CHALLENGE.
Rewrite everything in the material from the line containing "- y-tick-label: 1.6: [99, 91, 169, 142]" down to the line containing "- y-tick-label: 1.0: [99, 352, 169, 403]", changing "Energy (eV)" to "Photon energy (eV)" and leaving all else as it is.
╭──
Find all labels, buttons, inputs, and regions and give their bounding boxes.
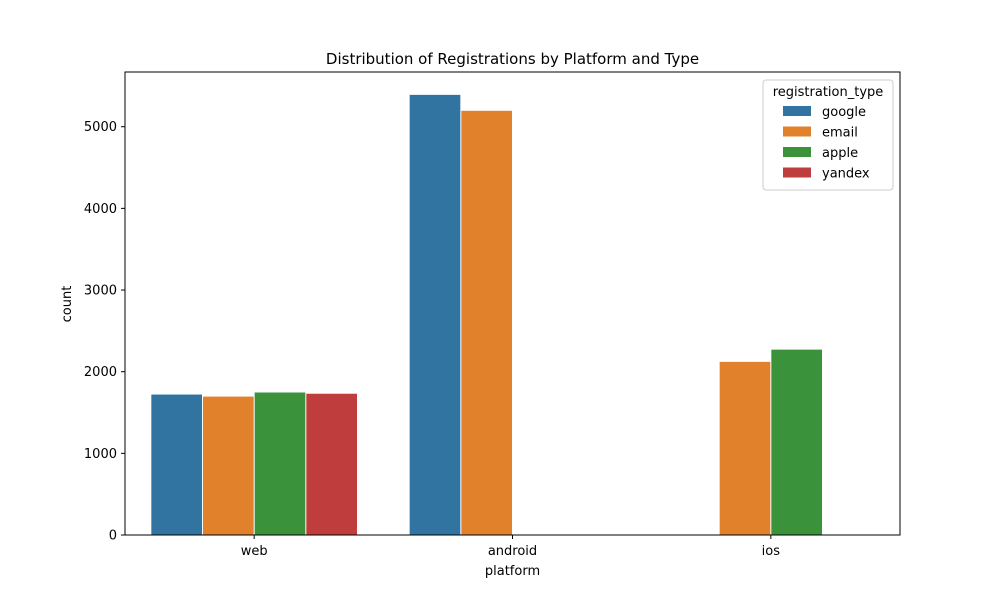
- y-axis-label: count: [60, 286, 75, 323]
- legend-label-email: email: [822, 126, 858, 141]
- x-tick-label-ios: ios: [762, 544, 781, 559]
- y-tick-label: 2000: [84, 365, 117, 380]
- x-axis-label: platform: [485, 564, 540, 579]
- legend-label-google: google: [822, 105, 866, 120]
- bar-email-ios: [719, 361, 771, 535]
- bar-yandex-web: [306, 393, 357, 535]
- legend-label-apple: apple: [822, 146, 858, 161]
- bar-email-android: [461, 110, 512, 535]
- x-tick-label-web: web: [241, 544, 268, 559]
- axes-layer: 0 1000 2000 3000 4000 5000 web android ios: [84, 71, 901, 559]
- legend-swatch-email: [783, 126, 811, 137]
- legend-swatch-apple: [783, 147, 811, 157]
- bars-layer: [151, 94, 822, 535]
- x-tick-label-android: android: [488, 544, 537, 559]
- legend-title: registration_type: [773, 85, 884, 100]
- y-tick-label: 4000: [84, 202, 117, 217]
- y-tick-label: 0: [109, 529, 117, 544]
- legend-swatch-google: [783, 106, 811, 116]
- y-tick-label: 1000: [84, 447, 117, 462]
- bar-email-web: [203, 396, 254, 535]
- legend-swatch-yandex: [783, 167, 811, 178]
- bar-apple-web: [254, 392, 306, 535]
- y-tick-label: 5000: [84, 120, 117, 135]
- y-tick-label: 3000: [84, 284, 117, 299]
- chart-title: Distribution of Registrations by Platfor…: [326, 50, 699, 68]
- bar-google-android: [409, 94, 461, 535]
- legend-label-yandex: yandex: [822, 167, 870, 182]
- bar-google-web: [151, 394, 202, 535]
- bar-apple-ios: [771, 349, 822, 535]
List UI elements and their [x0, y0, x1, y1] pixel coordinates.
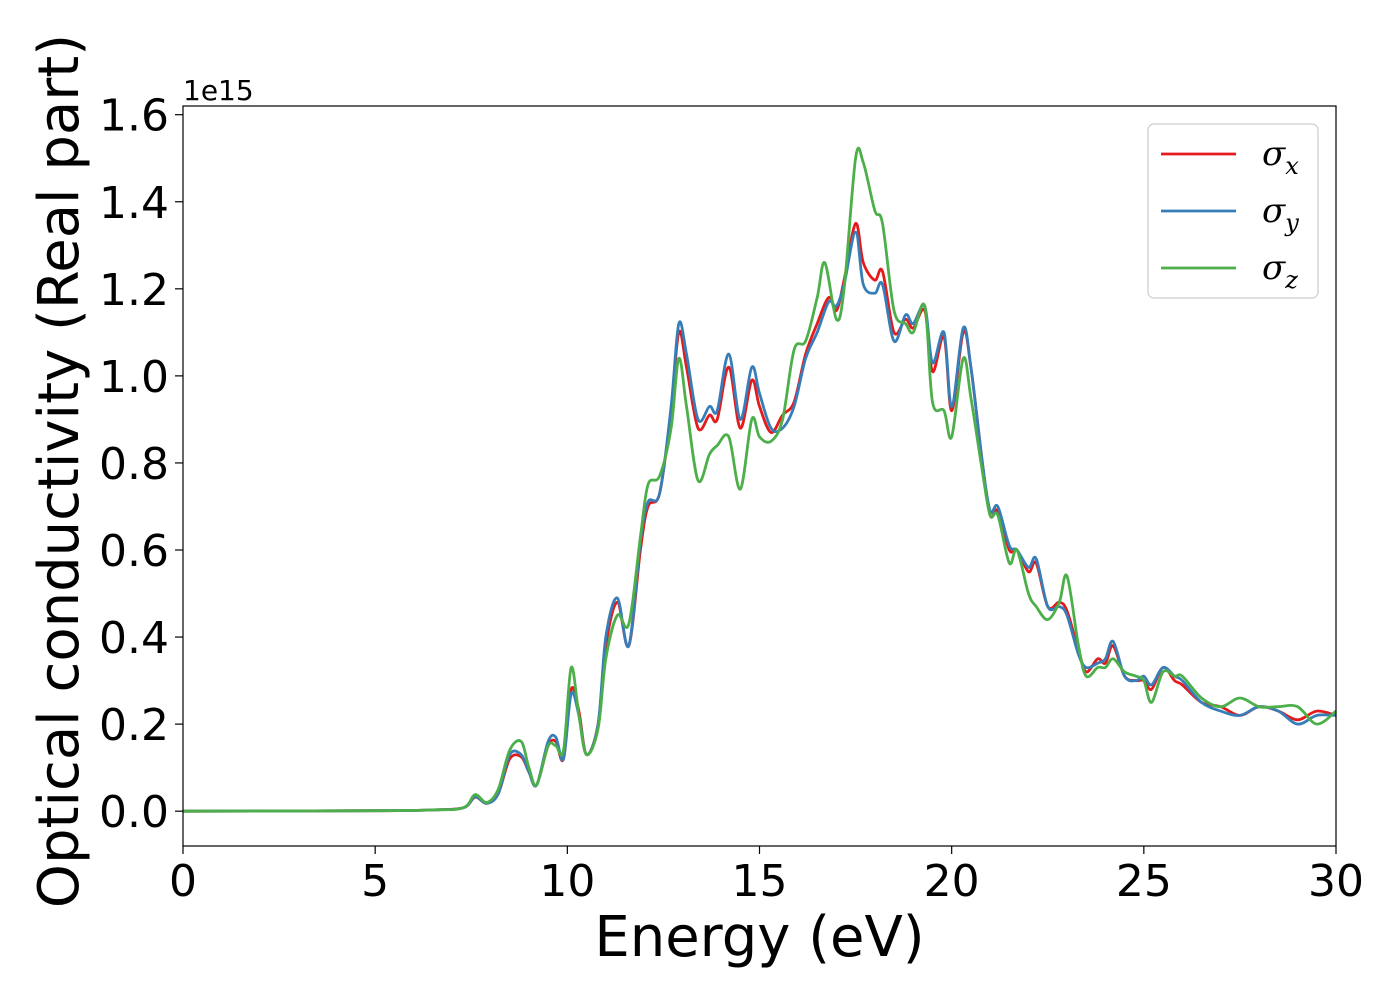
- y-tick-label: 1.6: [99, 91, 169, 142]
- y-axis-label: Optical conductivity (Real part): [27, 34, 92, 908]
- y-tick-label: 0.6: [99, 526, 169, 577]
- series-layer: [182, 146, 1337, 813]
- x-tick-label: 15: [732, 856, 788, 907]
- y-tick-label: 0.0: [99, 787, 169, 838]
- series-line-z: [182, 146, 1337, 813]
- x-tick-label: 10: [539, 856, 595, 907]
- y-axis-offset-text: 1e15: [183, 74, 254, 107]
- x-tick-label: 5: [361, 856, 389, 907]
- legend-label-y: σy: [1262, 191, 1299, 237]
- x-tick-label: 25: [1116, 856, 1172, 907]
- y-tick-label: 0.4: [99, 613, 169, 664]
- series-line-y: [182, 230, 1337, 813]
- x-tick-label: 0: [169, 856, 197, 907]
- x-tick-label: 20: [924, 856, 980, 907]
- y-tick-label: 0.8: [99, 439, 169, 490]
- y-tick-label: 0.2: [99, 700, 169, 751]
- axis-ticks: 0 5 10 15 20 25 30 0.0 0.2 0.4 0.6 0.8 1.0 1.2 1.4 1.6: [99, 91, 1364, 907]
- y-tick-label: 1.2: [99, 265, 169, 316]
- x-axis-label: Energy (eV): [594, 905, 924, 970]
- x-tick-label: 30: [1308, 856, 1364, 907]
- y-tick-label: 1.4: [99, 178, 169, 229]
- series-line-x: [182, 222, 1337, 813]
- y-tick-label: 1.0: [99, 352, 169, 403]
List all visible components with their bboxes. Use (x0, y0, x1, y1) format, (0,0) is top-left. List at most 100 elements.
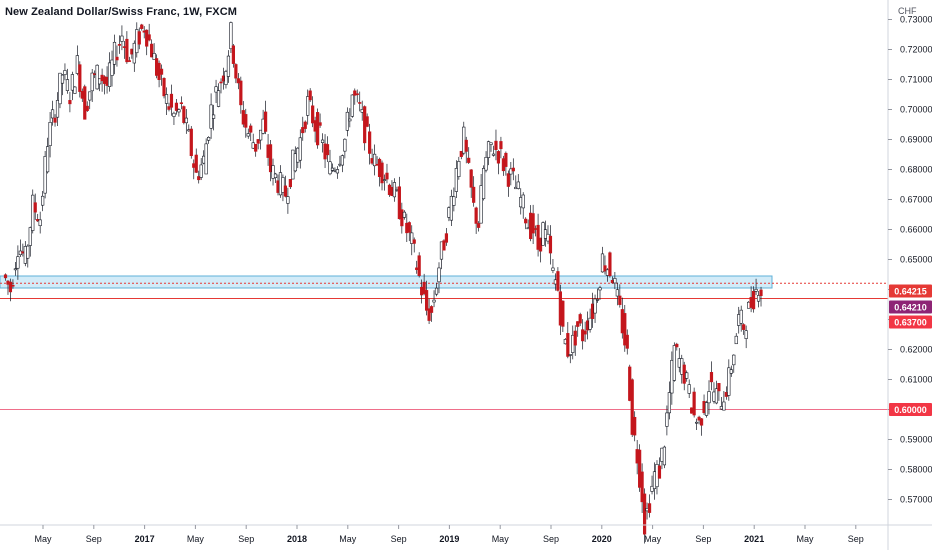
candle-down (657, 465, 662, 479)
candle-down (78, 64, 82, 92)
candle-up (432, 299, 436, 303)
candle-down (125, 38, 129, 63)
candle-up (328, 161, 332, 175)
time-tick-label: 2020 (592, 534, 612, 544)
candle-up (739, 309, 743, 324)
candle-up (246, 133, 250, 137)
candle-down (583, 330, 587, 335)
candle-up (707, 391, 711, 404)
candle-up (26, 245, 30, 259)
candle-up (486, 141, 491, 158)
price-tick-label: 0.61000 (900, 375, 932, 385)
candle-up (727, 367, 731, 396)
candle-down (496, 151, 501, 164)
candle-up (65, 79, 70, 91)
price-axis[interactable]: 0.57000 0.58000 0.59000 0.60000 0.61000 0.620… (887, 0, 932, 550)
candle-down (308, 90, 312, 101)
candle-down (504, 152, 508, 167)
candle-down (425, 290, 429, 311)
candle-up (199, 164, 203, 178)
candle-down (578, 314, 582, 324)
candle-down (459, 150, 463, 157)
candle-down (536, 224, 540, 250)
time-tick-label: 2021 (744, 534, 764, 544)
candle-down (511, 167, 515, 172)
candle-up (437, 267, 441, 283)
candle-up (98, 78, 102, 85)
candle-down (469, 169, 473, 188)
candle-down (189, 128, 193, 156)
time-tick-label: Sep (238, 534, 254, 544)
price-tick-label: 0.59000 (900, 435, 932, 445)
candle-down (623, 313, 627, 346)
candle-up (588, 317, 592, 330)
candle-up (95, 64, 99, 90)
candle-up (177, 109, 181, 113)
price-tick-label: 0.69000 (900, 135, 932, 145)
candle-up (343, 138, 347, 152)
candle-down (115, 56, 119, 61)
candle-down (576, 321, 580, 327)
candle-down (464, 139, 468, 152)
price-tag-0.63700: 0.63700 (894, 317, 927, 327)
candle-up (410, 232, 414, 244)
price-tick-label: 0.73000 (900, 15, 932, 25)
candle-down (499, 141, 503, 150)
candle-up (457, 161, 461, 177)
candle-down (197, 176, 201, 181)
candle-down (8, 281, 13, 293)
candle-down (162, 78, 166, 97)
candle-down (625, 334, 629, 349)
candle-up (521, 194, 525, 209)
candle-up (259, 129, 263, 141)
plot-area[interactable] (0, 21, 888, 544)
candle-up (164, 94, 169, 104)
price-tick-label: 0.68000 (900, 165, 932, 175)
candle-up (704, 402, 709, 416)
candle-down (759, 289, 763, 296)
time-axis[interactable]: May Sep 2017 May Sep 2018 May Sep 2019 May Sep 2020… (0, 524, 932, 544)
candle-down (630, 379, 634, 435)
candle-up (335, 169, 340, 174)
candle-down (429, 306, 434, 313)
candle-down (422, 281, 426, 294)
candle-up (434, 287, 439, 295)
candle-down (608, 252, 612, 277)
candle-up (273, 173, 278, 178)
candle-down (219, 81, 223, 84)
candle-down (742, 324, 746, 330)
candle-up (132, 42, 136, 64)
candle-up (112, 41, 117, 65)
candle-up (667, 392, 671, 414)
candle-up (63, 70, 67, 75)
candle-up (340, 155, 344, 166)
candle-up (13, 268, 18, 271)
candle-up (345, 111, 349, 131)
candle-down (472, 186, 476, 203)
candle-down (318, 122, 322, 126)
candle-up (600, 253, 605, 273)
candle-up (48, 122, 52, 147)
candle-down (239, 80, 243, 106)
candle-down (249, 125, 253, 133)
candle-down (174, 102, 179, 111)
resistance-zone (0, 275, 773, 289)
candle-up (350, 94, 354, 117)
candle-up (211, 114, 216, 119)
candle-up (479, 185, 483, 224)
candle-up (734, 335, 738, 345)
candle-up (298, 137, 302, 161)
candle-down (311, 105, 315, 124)
time-tick-label: Sep (695, 534, 711, 544)
price-tick-label: 0.66000 (900, 225, 932, 235)
candle-up (695, 421, 699, 424)
time-tick-label: May (796, 534, 814, 544)
price-tick-label: 0.58000 (900, 465, 932, 475)
candle-up (662, 446, 667, 466)
candle-up (70, 74, 74, 91)
candle-up (615, 289, 619, 297)
candle-up (372, 153, 377, 167)
candle-down (353, 90, 357, 96)
candle-up (152, 53, 156, 60)
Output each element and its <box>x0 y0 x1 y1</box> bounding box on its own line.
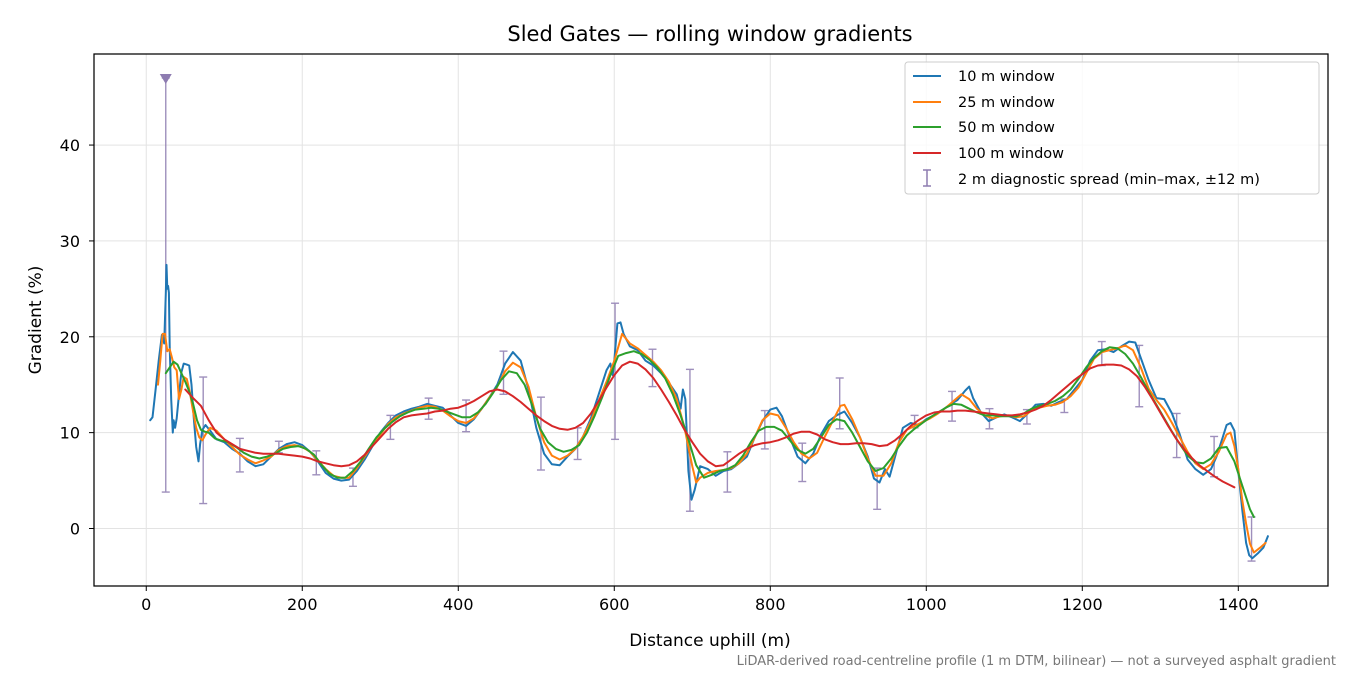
series-line-3 <box>184 360 1236 489</box>
diagnostic-spread-bar <box>723 451 732 493</box>
legend-label-100m: 100 m window <box>958 146 1064 162</box>
plot-frame <box>93 53 1329 587</box>
legend-label-25m: 25 m window <box>958 95 1055 111</box>
diagnostic-spread-bar <box>1172 412 1181 459</box>
x-axis-label: Distance uphill (m) <box>629 631 790 651</box>
legend-box <box>904 61 1320 195</box>
legend-label-diagnostic: 2 m diagnostic spread (min–max, ±12 m) <box>958 172 1260 188</box>
legend-label-50m: 50 m window <box>958 120 1055 136</box>
diagnostic-spread-bar <box>648 348 657 388</box>
capped-spread-marker <box>159 73 172 84</box>
x-tick-label: 800 <box>755 595 786 614</box>
series-lines <box>149 263 1269 560</box>
axis-ticks: 0 200 400 600 800 1000 1200 1400 0 10 20 30 40 <box>60 136 1259 614</box>
x-tick-label: 1400 <box>1218 595 1259 614</box>
y-axis-label: Gradient (%) <box>26 266 46 375</box>
legend: 10 m window 25 m window 50 m window 100 … <box>904 61 1320 195</box>
y-tick-label: 30 <box>60 232 80 251</box>
footnote: LiDAR-derived road-centreline profile (1… <box>737 654 1336 669</box>
diagnostic-spread-bar <box>798 442 807 483</box>
x-tick-label: 1000 <box>906 595 947 614</box>
series-line-2 <box>164 346 1255 518</box>
x-tick-label: 0 <box>141 595 151 614</box>
diagnostic-spread-bar <box>312 450 321 476</box>
x-tick-label: 400 <box>443 595 474 614</box>
y-tick-label: 10 <box>60 424 80 443</box>
x-tick-label: 1200 <box>1062 595 1103 614</box>
diagnostic-spread-bar <box>985 407 994 430</box>
x-tick-label: 200 <box>287 595 318 614</box>
x-tick-label: 600 <box>599 595 630 614</box>
legend-label-10m: 10 m window <box>958 69 1055 85</box>
chart-title: Sled Gates — rolling window gradients <box>507 22 912 46</box>
y-tick-label: 40 <box>60 136 80 155</box>
diagnostic-spread-bar <box>948 390 957 422</box>
y-tick-label: 0 <box>70 519 80 538</box>
legend-swatch-diagnostic <box>923 169 931 187</box>
y-tick-label: 20 <box>60 328 80 347</box>
diagnostic-spread-bar <box>611 302 620 441</box>
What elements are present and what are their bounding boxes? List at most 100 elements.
╰──
RESPONSE BELOW.
- y-tick-label: 1.6: [99, 91, 169, 142]
- y-axis-label: Optical conductivity (Real part): [27, 34, 92, 908]
- y-tick-label: 0.6: [99, 526, 169, 577]
- series-layer: [182, 146, 1337, 813]
- x-tick-label: 15: [732, 856, 788, 907]
- y-tick-label: 0.0: [99, 787, 169, 838]
- series-line-z: [182, 146, 1337, 813]
- x-tick-label: 10: [539, 856, 595, 907]
- y-axis-offset-text: 1e15: [183, 74, 254, 107]
- x-tick-label: 5: [361, 856, 389, 907]
- legend-label-y: σy: [1262, 191, 1299, 237]
- x-tick-label: 25: [1116, 856, 1172, 907]
- y-tick-label: 0.4: [99, 613, 169, 664]
- series-line-y: [182, 230, 1337, 813]
- x-tick-label: 0: [169, 856, 197, 907]
- x-tick-label: 20: [924, 856, 980, 907]
- y-tick-label: 0.8: [99, 439, 169, 490]
- y-tick-label: 0.2: [99, 700, 169, 751]
- axis-ticks: 0 5 10 15 20 25 30 0.0 0.2 0.4 0.6 0.8 1.0 1.2 1.4 1.6: [99, 91, 1364, 907]
- y-tick-label: 1.2: [99, 265, 169, 316]
- x-axis-label: Photon energy (eV): [594, 905, 924, 970]
- x-tick-label: 30: [1308, 856, 1364, 907]
- y-tick-label: 1.4: [99, 178, 169, 229]
- series-line-x: [182, 222, 1337, 813]
- y-tick-label: 1.0: [99, 352, 169, 403]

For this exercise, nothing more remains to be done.